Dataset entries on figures
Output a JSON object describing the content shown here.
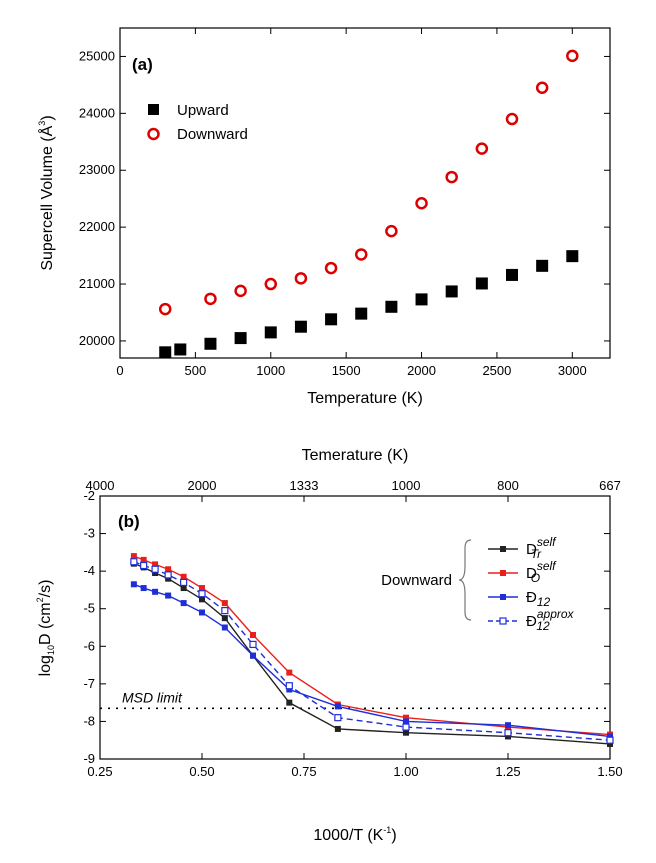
{
  "chart_data": [
    {
      "type": "scatter",
      "panel_label": "(a)",
      "xlabel": "Temperature (K)",
      "ylabel": {
        "main": "Supercell Volume (Å",
        "sup": "3",
        "close": ")"
      },
      "xlim": [
        0,
        3250
      ],
      "ylim": [
        19700,
        25500
      ],
      "xticks": [
        0,
        500,
        1000,
        1500,
        2000,
        2500,
        3000
      ],
      "xtick_labels": [
        "0",
        "500",
        "1000",
        "1500",
        "2000",
        "2500",
        "3000"
      ],
      "yticks": [
        20000,
        21000,
        22000,
        23000,
        24000,
        25000
      ],
      "ytick_labels": [
        "20000",
        "21000",
        "22000",
        "23000",
        "24000",
        "25000"
      ],
      "legend_position": "top-left",
      "series": [
        {
          "name": "Upward",
          "marker": "filled-square",
          "color": "#000000",
          "x": [
            300,
            400,
            600,
            800,
            1000,
            1200,
            1400,
            1600,
            1800,
            2000,
            2200,
            2400,
            2600,
            2800,
            3000
          ],
          "y": [
            19800,
            19850,
            19950,
            20050,
            20150,
            20250,
            20380,
            20480,
            20600,
            20730,
            20870,
            21010,
            21160,
            21320,
            21490
          ]
        },
        {
          "name": "Downward",
          "marker": "open-circle",
          "color": "#dd0000",
          "x": [
            300,
            600,
            800,
            1000,
            1200,
            1400,
            1600,
            1800,
            2000,
            2200,
            2400,
            2600,
            2800,
            3000
          ],
          "y": [
            20560,
            20740,
            20880,
            21000,
            21100,
            21280,
            21520,
            21930,
            22420,
            22880,
            23380,
            23900,
            24450,
            25010
          ]
        }
      ]
    },
    {
      "type": "line",
      "panel_label": "(b)",
      "xlabel": {
        "main": "1000/T (K",
        "sup": "-1",
        "close": ")"
      },
      "top_axis_label": "Temerature (K)",
      "ylabel": {
        "pre": "log",
        "sub": "10",
        "mid": "D (cm",
        "sup": "2",
        "close": "/s)"
      },
      "xlim": [
        0.25,
        1.5
      ],
      "ylim": [
        -9,
        -2
      ],
      "xticks": [
        0.25,
        0.5,
        0.75,
        1.0,
        1.25,
        1.5
      ],
      "xtick_labels": [
        "0.25",
        "0.50",
        "0.75",
        "1.00",
        "1.25",
        "1.50"
      ],
      "yticks": [
        -9,
        -8,
        -7,
        -6,
        -5,
        -4,
        -3,
        -2
      ],
      "ytick_labels": [
        "-9",
        "-8",
        "-7",
        "-6",
        "-5",
        "-4",
        "-3",
        "-2"
      ],
      "top_ticks_x": [
        0.25,
        0.5,
        0.75,
        1.0,
        1.25,
        1.5
      ],
      "top_tick_labels": [
        "4000",
        "2000",
        "1333",
        "1000",
        "800",
        "667"
      ],
      "annotation": "MSD limit",
      "msd_limit": -7.65,
      "legend_group_label": "Downward",
      "legend_position": "right",
      "series": [
        {
          "name": "D_Tr^self",
          "base": "D",
          "sub": "Tr",
          "sup": "self",
          "color": "#222222",
          "marker": "filled-square",
          "dashed": false,
          "x": [
            0.333,
            0.357,
            0.385,
            0.417,
            0.455,
            0.5,
            0.556,
            0.625,
            0.714,
            0.833,
            1.0,
            1.25,
            1.5
          ],
          "y": [
            -3.8,
            -3.9,
            -4.05,
            -4.2,
            -4.45,
            -4.75,
            -5.25,
            -6.25,
            -7.5,
            -8.2,
            -8.3,
            -8.4,
            -8.6
          ]
        },
        {
          "name": "D_O^self",
          "base": "D",
          "sub": "O",
          "sup": "self",
          "color": "#e8201c",
          "marker": "filled-square",
          "dashed": false,
          "x": [
            0.333,
            0.357,
            0.385,
            0.417,
            0.455,
            0.5,
            0.556,
            0.625,
            0.714,
            0.833,
            1.0,
            1.25,
            1.5
          ],
          "y": [
            -3.6,
            -3.7,
            -3.82,
            -3.95,
            -4.15,
            -4.45,
            -4.85,
            -5.7,
            -6.7,
            -7.55,
            -7.9,
            -8.15,
            -8.35
          ]
        },
        {
          "name": "Đ_12",
          "base": "Đ",
          "sub": "12",
          "sup": "",
          "color": "#1f2fd8",
          "marker": "filled-square",
          "dashed": false,
          "x": [
            0.333,
            0.357,
            0.385,
            0.417,
            0.455,
            0.5,
            0.556,
            0.625,
            0.714,
            0.833,
            1.0,
            1.25,
            1.5
          ],
          "y": [
            -4.35,
            -4.45,
            -4.55,
            -4.65,
            -4.85,
            -5.1,
            -5.5,
            -6.25,
            -7.15,
            -7.6,
            -8.0,
            -8.1,
            -8.4
          ]
        },
        {
          "name": "Đ_12^approx",
          "base": "Đ",
          "sub": "12",
          "sup": "approx",
          "color": "#1f2fd8",
          "marker": "open-square",
          "dashed": true,
          "x": [
            0.333,
            0.357,
            0.385,
            0.417,
            0.455,
            0.5,
            0.556,
            0.625,
            0.714,
            0.833,
            1.0,
            1.25,
            1.5
          ],
          "y": [
            -3.75,
            -3.85,
            -3.95,
            -4.1,
            -4.3,
            -4.6,
            -5.05,
            -5.95,
            -7.05,
            -7.9,
            -8.15,
            -8.3,
            -8.5
          ]
        }
      ]
    }
  ]
}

_OBJECTIVE_
Every record above should be written out again exactly; the pictures stay out of the copy.

_RESPONSE_
Output a JSON object describing the content shown here.
{
  "chart_data": [
    {
      "type": "scatter",
      "panel_label": "(a)",
      "xlabel": "Temperature (K)",
      "ylabel": {
        "main": "Supercell Volume (Å",
        "sup": "3",
        "close": ")"
      },
      "xlim": [
        0,
        3250
      ],
      "ylim": [
        19700,
        25500
      ],
      "xticks": [
        0,
        500,
        1000,
        1500,
        2000,
        2500,
        3000
      ],
      "xtick_labels": [
        "0",
        "500",
        "1000",
        "1500",
        "2000",
        "2500",
        "3000"
      ],
      "yticks": [
        20000,
        21000,
        22000,
        23000,
        24000,
        25000
      ],
      "ytick_labels": [
        "20000",
        "21000",
        "22000",
        "23000",
        "24000",
        "25000"
      ],
      "legend_position": "top-left",
      "series": [
        {
          "name": "Upward",
          "marker": "filled-square",
          "color": "#000000",
          "x": [
            300,
            400,
            600,
            800,
            1000,
            1200,
            1400,
            1600,
            1800,
            2000,
            2200,
            2400,
            2600,
            2800,
            3000
          ],
          "y": [
            19800,
            19850,
            19950,
            20050,
            20150,
            20250,
            20380,
            20480,
            20600,
            20730,
            20870,
            21010,
            21160,
            21320,
            21490
          ]
        },
        {
          "name": "Downward",
          "marker": "open-circle",
          "color": "#dd0000",
          "x": [
            300,
            600,
            800,
            1000,
            1200,
            1400,
            1600,
            1800,
            2000,
            2200,
            2400,
            2600,
            2800,
            3000
          ],
          "y": [
            20560,
            20740,
            20880,
            21000,
            21100,
            21280,
            21520,
            21930,
            22420,
            22880,
            23380,
            23900,
            24450,
            25010
          ]
        }
      ]
    },
    {
      "type": "line",
      "panel_label": "(b)",
      "xlabel": {
        "main": "1000/T (K",
        "sup": "-1",
        "close": ")"
      },
      "top_axis_label": "Temerature (K)",
      "ylabel": {
        "pre": "log",
        "sub": "10",
        "mid": "D (cm",
        "sup": "2",
        "close": "/s)"
      },
      "xlim": [
        0.25,
        1.5
      ],
      "ylim": [
        -9,
        -2
      ],
      "xticks": [
        0.25,
        0.5,
        0.75,
        1.0,
        1.25,
        1.5
      ],
      "xtick_labels": [
        "0.25",
        "0.50",
        "0.75",
        "1.00",
        "1.25",
        "1.50"
      ],
      "yticks": [
        -9,
        -8,
        -7,
        -6,
        -5,
        -4,
        -3,
        -2
      ],
      "ytick_labels": [
        "-9",
        "-8",
        "-7",
        "-6",
        "-5",
        "-4",
        "-3",
        "-2"
      ],
      "top_ticks_x": [
        0.25,
        0.5,
        0.75,
        1.0,
        1.25,
        1.5
      ],
      "top_tick_labels": [
        "4000",
        "2000",
        "1333",
        "1000",
        "800",
        "667"
      ],
      "annotation": "MSD limit",
      "msd_limit": -7.65,
      "legend_group_label": "Downward",
      "legend_position": "right",
      "series": [
        {
          "name": "D_Tr^self",
          "base": "D",
          "sub": "Tr",
          "sup": "self",
          "color": "#222222",
          "marker": "filled-square",
          "dashed": false,
          "x": [
            0.333,
            0.357,
            0.385,
            0.417,
            0.455,
            0.5,
            0.556,
            0.625,
            0.714,
            0.833,
            1.0,
            1.25,
            1.5
          ],
          "y": [
            -3.8,
            -3.9,
            -4.05,
            -4.2,
            -4.45,
            -4.75,
            -5.25,
            -6.25,
            -7.5,
            -8.2,
            -8.3,
            -8.4,
            -8.6
          ]
        },
        {
          "name": "D_O^self",
          "base": "D",
          "sub": "O",
          "sup": "self",
          "color": "#e8201c",
          "marker": "filled-square",
          "dashed": false,
          "x": [
            0.333,
            0.357,
            0.385,
            0.417,
            0.455,
            0.5,
            0.556,
            0.625,
            0.714,
            0.833,
            1.0,
            1.25,
            1.5
          ],
          "y": [
            -3.6,
            -3.7,
            -3.82,
            -3.95,
            -4.15,
            -4.45,
            -4.85,
            -5.7,
            -6.7,
            -7.55,
            -7.9,
            -8.15,
            -8.35
          ]
        },
        {
          "name": "Đ_12",
          "base": "Đ",
          "sub": "12",
          "sup": "",
          "color": "#1f2fd8",
          "marker": "filled-square",
          "dashed": false,
          "x": [
            0.333,
            0.357,
            0.385,
            0.417,
            0.455,
            0.5,
            0.556,
            0.625,
            0.714,
            0.833,
            1.0,
            1.25,
            1.5
          ],
          "y": [
            -4.35,
            -4.45,
            -4.55,
            -4.65,
            -4.85,
            -5.1,
            -5.5,
            -6.25,
            -7.15,
            -7.6,
            -8.0,
            -8.1,
            -8.4
          ]
        },
        {
          "name": "Đ_12^approx",
          "base": "Đ",
          "sub": "12",
          "sup": "approx",
          "color": "#1f2fd8",
          "marker": "open-square",
          "dashed": true,
          "x": [
            0.333,
            0.357,
            0.385,
            0.417,
            0.455,
            0.5,
            0.556,
            0.625,
            0.714,
            0.833,
            1.0,
            1.25,
            1.5
          ],
          "y": [
            -3.75,
            -3.85,
            -3.95,
            -4.1,
            -4.3,
            -4.6,
            -5.05,
            -5.95,
            -7.05,
            -7.9,
            -8.15,
            -8.3,
            -8.5
          ]
        }
      ]
    }
  ]
}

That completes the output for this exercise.